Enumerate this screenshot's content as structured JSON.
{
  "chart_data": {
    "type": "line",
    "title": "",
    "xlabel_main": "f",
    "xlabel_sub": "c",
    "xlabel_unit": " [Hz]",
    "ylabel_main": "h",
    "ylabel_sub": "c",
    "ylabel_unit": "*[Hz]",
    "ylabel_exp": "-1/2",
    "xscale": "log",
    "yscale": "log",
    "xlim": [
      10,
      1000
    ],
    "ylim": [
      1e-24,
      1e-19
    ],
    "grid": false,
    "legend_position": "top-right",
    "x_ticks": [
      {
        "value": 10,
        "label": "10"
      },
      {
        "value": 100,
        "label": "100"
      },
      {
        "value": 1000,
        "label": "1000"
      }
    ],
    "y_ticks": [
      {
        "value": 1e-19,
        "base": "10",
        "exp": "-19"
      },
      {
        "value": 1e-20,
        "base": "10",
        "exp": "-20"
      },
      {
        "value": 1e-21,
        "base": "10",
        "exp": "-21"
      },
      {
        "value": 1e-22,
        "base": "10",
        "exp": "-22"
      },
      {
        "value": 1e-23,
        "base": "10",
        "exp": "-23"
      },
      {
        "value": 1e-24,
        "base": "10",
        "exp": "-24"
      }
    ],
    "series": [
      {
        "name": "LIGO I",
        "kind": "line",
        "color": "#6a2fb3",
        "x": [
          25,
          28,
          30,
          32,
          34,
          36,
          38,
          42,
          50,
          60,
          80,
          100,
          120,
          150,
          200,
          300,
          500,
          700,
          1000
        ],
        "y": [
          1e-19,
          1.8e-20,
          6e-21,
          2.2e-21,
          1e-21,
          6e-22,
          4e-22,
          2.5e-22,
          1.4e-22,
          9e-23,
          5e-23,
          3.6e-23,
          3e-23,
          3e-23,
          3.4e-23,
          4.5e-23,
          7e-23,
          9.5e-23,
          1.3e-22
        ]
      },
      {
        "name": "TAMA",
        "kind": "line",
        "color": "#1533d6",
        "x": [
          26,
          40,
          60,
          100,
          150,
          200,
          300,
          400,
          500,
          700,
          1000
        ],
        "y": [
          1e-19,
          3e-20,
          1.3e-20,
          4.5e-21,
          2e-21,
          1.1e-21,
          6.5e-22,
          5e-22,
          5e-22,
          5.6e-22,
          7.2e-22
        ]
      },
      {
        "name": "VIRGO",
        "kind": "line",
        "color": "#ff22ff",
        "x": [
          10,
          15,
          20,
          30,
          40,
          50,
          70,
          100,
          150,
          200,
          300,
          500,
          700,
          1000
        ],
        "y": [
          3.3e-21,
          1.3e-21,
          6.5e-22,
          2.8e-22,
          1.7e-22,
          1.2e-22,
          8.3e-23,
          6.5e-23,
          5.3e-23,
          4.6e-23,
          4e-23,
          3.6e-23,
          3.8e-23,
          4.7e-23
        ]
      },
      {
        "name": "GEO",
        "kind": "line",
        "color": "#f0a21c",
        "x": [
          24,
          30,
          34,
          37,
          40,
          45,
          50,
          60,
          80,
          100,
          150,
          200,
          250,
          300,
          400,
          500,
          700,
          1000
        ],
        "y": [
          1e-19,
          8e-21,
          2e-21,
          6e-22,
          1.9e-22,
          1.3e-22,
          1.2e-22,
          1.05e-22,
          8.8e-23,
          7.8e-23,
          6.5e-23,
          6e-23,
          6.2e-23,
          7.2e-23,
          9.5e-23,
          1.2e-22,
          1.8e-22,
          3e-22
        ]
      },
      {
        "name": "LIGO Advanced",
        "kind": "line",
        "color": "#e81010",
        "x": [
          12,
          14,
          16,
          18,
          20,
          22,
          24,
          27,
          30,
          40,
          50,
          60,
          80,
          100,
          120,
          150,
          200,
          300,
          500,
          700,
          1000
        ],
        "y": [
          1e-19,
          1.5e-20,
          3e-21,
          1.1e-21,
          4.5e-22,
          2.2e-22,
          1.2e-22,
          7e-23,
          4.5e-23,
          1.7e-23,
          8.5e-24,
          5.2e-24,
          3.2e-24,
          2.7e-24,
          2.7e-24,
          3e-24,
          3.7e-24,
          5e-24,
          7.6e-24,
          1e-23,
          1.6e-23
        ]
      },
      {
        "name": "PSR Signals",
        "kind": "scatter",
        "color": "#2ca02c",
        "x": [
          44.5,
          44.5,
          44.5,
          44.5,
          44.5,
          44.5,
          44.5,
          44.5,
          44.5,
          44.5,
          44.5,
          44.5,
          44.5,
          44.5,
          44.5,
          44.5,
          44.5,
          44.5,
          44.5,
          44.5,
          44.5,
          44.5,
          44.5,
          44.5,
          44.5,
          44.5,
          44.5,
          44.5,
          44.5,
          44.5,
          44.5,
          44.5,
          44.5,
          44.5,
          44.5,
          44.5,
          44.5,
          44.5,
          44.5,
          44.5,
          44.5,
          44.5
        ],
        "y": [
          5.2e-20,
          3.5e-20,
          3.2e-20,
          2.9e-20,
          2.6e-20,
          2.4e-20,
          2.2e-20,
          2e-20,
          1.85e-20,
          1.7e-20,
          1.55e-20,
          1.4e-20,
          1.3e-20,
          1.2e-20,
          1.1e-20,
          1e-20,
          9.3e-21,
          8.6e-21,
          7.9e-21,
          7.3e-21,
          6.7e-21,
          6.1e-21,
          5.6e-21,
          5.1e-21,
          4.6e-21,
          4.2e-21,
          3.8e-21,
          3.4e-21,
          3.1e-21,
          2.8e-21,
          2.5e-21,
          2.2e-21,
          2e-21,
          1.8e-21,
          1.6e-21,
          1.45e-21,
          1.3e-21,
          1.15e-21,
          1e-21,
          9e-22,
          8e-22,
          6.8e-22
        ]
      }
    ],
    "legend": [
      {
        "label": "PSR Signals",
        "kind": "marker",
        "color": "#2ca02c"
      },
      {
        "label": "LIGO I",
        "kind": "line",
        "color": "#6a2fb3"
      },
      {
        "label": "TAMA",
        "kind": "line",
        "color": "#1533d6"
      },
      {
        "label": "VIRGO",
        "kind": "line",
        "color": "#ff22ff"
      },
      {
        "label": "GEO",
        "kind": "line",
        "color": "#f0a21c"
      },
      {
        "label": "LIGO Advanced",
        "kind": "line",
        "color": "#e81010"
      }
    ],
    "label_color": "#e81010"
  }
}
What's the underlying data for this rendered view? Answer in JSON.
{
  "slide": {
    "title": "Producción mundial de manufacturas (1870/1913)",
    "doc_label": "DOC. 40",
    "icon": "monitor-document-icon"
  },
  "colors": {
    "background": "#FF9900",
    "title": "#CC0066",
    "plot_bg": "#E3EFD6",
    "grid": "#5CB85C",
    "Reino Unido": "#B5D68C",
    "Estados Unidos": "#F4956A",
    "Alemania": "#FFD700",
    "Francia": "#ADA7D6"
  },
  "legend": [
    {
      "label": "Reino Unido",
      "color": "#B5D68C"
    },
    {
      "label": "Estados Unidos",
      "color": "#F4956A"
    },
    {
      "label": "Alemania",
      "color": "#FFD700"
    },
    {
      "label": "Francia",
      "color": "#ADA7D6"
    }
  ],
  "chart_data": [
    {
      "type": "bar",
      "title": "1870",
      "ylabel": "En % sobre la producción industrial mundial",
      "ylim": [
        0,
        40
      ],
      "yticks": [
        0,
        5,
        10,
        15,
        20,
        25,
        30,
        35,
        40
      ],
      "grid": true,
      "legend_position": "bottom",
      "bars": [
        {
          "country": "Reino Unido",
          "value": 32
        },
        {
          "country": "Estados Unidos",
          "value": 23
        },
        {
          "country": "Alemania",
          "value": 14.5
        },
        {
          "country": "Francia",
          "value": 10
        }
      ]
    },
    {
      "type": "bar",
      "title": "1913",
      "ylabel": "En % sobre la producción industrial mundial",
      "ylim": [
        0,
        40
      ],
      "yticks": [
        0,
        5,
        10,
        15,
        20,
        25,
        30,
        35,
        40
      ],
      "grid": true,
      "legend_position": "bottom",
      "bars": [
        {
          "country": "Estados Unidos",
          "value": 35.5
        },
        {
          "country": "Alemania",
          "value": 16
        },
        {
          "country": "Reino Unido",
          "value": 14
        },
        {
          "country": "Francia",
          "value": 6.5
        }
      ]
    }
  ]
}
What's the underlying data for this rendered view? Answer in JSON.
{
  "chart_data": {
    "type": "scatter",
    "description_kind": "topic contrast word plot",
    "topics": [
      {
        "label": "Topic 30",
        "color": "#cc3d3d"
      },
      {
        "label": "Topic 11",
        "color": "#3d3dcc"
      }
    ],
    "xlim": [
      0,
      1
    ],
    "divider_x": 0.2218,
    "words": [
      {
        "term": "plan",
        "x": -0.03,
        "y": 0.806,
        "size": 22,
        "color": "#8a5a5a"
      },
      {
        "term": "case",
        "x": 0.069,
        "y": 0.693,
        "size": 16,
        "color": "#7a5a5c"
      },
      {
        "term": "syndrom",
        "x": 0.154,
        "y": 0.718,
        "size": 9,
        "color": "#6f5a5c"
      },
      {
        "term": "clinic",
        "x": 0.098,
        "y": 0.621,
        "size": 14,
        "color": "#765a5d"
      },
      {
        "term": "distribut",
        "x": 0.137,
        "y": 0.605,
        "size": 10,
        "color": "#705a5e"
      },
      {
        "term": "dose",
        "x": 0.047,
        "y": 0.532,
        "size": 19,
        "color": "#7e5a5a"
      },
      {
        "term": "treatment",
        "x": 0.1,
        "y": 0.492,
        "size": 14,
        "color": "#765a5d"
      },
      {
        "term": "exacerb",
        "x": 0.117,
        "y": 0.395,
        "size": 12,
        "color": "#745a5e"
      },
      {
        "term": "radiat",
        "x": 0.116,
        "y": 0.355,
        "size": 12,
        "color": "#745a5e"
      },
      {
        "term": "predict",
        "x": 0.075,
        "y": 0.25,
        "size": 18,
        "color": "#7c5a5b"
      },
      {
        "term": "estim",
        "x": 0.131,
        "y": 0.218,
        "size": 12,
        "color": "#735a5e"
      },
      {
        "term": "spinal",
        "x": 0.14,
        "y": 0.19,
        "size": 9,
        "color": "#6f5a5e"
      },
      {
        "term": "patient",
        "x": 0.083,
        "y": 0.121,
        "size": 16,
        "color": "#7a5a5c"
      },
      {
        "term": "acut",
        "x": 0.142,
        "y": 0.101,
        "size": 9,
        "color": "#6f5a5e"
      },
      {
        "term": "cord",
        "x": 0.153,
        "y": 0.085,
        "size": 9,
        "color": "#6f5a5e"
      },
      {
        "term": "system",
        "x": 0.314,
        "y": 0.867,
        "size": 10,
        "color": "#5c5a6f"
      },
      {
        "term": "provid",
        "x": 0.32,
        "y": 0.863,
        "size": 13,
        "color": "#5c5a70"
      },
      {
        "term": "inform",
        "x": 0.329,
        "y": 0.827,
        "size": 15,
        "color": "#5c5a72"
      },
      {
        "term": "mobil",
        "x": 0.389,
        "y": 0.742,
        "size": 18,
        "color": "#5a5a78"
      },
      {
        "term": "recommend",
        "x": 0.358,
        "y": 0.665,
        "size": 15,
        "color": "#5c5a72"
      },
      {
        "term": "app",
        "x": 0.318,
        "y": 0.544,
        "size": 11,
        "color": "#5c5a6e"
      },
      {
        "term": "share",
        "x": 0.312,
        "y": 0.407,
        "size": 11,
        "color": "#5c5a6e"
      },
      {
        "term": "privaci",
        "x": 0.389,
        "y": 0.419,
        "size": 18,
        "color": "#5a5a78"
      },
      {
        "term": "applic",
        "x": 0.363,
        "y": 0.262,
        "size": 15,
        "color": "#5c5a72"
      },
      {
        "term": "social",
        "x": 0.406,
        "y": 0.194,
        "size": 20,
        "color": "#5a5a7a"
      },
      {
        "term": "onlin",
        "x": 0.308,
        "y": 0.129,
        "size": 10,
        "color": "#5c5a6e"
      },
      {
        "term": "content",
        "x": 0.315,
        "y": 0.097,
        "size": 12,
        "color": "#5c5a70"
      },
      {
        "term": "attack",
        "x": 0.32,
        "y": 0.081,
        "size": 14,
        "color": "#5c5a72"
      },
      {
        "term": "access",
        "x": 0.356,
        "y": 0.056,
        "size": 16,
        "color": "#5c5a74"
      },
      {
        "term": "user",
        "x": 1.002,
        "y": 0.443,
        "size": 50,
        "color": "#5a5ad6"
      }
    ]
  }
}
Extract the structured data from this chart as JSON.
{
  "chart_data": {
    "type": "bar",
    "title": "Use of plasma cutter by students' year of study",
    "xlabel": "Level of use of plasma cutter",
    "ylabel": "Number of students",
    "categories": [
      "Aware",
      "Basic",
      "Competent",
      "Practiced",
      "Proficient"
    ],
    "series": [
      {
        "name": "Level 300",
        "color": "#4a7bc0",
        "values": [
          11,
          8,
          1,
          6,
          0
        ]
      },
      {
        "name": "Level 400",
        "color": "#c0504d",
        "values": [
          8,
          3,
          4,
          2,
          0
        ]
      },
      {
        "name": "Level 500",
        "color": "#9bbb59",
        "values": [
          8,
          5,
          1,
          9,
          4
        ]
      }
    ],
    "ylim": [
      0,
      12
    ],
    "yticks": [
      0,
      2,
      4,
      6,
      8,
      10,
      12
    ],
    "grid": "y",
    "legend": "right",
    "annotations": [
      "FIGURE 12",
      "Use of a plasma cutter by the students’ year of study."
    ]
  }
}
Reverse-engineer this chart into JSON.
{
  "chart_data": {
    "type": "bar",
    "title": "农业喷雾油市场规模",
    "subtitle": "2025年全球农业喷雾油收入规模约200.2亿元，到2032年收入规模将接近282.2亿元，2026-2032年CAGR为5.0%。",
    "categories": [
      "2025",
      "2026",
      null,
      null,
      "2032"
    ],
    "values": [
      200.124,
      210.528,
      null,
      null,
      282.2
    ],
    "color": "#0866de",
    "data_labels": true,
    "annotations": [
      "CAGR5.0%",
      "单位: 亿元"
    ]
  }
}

□ □ □ □

_What is needed_
Your reply is one number: how many lines of the records above contain the word "LIGO".

_Completed exercise_
4